* start *

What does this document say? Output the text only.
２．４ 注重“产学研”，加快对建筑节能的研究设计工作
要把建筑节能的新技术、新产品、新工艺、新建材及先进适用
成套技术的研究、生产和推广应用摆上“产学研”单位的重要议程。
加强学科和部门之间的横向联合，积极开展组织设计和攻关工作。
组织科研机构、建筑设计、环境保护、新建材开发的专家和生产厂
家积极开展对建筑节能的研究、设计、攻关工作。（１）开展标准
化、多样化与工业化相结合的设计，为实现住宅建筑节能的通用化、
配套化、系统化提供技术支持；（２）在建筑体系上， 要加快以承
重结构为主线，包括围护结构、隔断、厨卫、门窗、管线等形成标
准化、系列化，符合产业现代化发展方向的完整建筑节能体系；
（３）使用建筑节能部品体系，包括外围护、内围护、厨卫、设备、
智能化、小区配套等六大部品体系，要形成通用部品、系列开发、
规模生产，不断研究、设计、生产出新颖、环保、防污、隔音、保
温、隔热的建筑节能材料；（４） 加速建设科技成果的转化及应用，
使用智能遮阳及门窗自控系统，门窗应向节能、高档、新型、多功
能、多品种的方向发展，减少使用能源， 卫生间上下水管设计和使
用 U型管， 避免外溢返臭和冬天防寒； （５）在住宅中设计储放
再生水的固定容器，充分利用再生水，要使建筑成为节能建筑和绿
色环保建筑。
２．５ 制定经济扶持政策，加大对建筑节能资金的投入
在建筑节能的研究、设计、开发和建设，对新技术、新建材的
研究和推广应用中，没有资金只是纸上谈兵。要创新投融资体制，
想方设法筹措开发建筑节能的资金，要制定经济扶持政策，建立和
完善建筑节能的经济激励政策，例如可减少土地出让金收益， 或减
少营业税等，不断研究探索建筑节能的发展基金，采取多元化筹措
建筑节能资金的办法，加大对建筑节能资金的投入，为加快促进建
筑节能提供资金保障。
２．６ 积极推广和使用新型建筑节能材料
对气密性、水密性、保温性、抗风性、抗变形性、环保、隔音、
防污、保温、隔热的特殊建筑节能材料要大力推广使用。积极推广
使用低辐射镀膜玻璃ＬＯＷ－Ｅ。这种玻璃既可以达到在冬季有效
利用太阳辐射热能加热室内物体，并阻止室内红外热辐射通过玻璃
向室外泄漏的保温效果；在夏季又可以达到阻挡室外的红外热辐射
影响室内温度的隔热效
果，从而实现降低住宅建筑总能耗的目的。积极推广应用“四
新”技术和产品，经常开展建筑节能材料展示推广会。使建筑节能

* end *

TASK » Write out the full listing exactly as given.

SOLVED EXERCISE »
What does this document say? Output the text only.
２．４ 注重“产学研”，加快对建筑节能的研究设计工作
要把建筑节能的新技术、新产品、新工艺、新建材及先进适用
成套技术的研究、生产和推广应用摆上“产学研”单位的重要议程。
加强学科和部门之间的横向联合，积极开展组织设计和攻关工作。
组织科研机构、建筑设计、环境保护、新建材开发的专家和生产厂
家积极开展对建筑节能的研究、设计、攻关工作。（１）开展标准
化、多样化与工业化相结合的设计，为实现住宅建筑节能的通用化、
配套化、系统化提供技术支持；（２）在建筑体系上， 要加快以承
重结构为主线，包括围护结构、隔断、厨卫、门窗、管线等形成标
准化、系列化，符合产业现代化发展方向的完整建筑节能体系；
（３）使用建筑节能部品体系，包括外围护、内围护、厨卫、设备、
智能化、小区配套等六大部品体系，要形成通用部品、系列开发、
规模生产，不断研究、设计、生产出新颖、环保、防污、隔音、保
温、隔热的建筑节能材料；（４） 加速建设科技成果的转化及应用，
使用智能遮阳及门窗自控系统，门窗应向节能、高档、新型、多功
能、多品种的方向发展，减少使用能源， 卫生间上下水管设计和使
用 U型管， 避免外溢返臭和冬天防寒； （５）在住宅中设计储放
再生水的固定容器，充分利用再生水，要使建筑成为节能建筑和绿
色环保建筑。
２．５ 制定经济扶持政策，加大对建筑节能资金的投入
在建筑节能的研究、设计、开发和建设，对新技术、新建材的
研究和推广应用中，没有资金只是纸上谈兵。要创新投融资体制，
想方设法筹措开发建筑节能的资金，要制定经济扶持政策，建立和
完善建筑节能的经济激励政策，例如可减少土地出让金收益， 或减
少营业税等，不断研究探索建筑节能的发展基金，采取多元化筹措
建筑节能资金的办法，加大对建筑节能资金的投入，为加快促进建
筑节能提供资金保障。
２．６ 积极推广和使用新型建筑节能材料
对气密性、水密性、保温性、抗风性、抗变形性、环保、隔音、
防污、保温、隔热的特殊建筑节能材料要大力推广使用。积极推广
使用低辐射镀膜玻璃ＬＯＷ－Ｅ。这种玻璃既可以达到在冬季有效
利用太阳辐射热能加热室内物体，并阻止室内红外热辐射通过玻璃
向室外泄漏的保温效果；在夏季又可以达到阻挡室外的红外热辐射
影响室内温度的隔热效
果，从而实现降低住宅建筑总能耗的目的。积极推广应用“四
新”技术和产品，经常开展建筑节能材料展示推广会。使建筑节能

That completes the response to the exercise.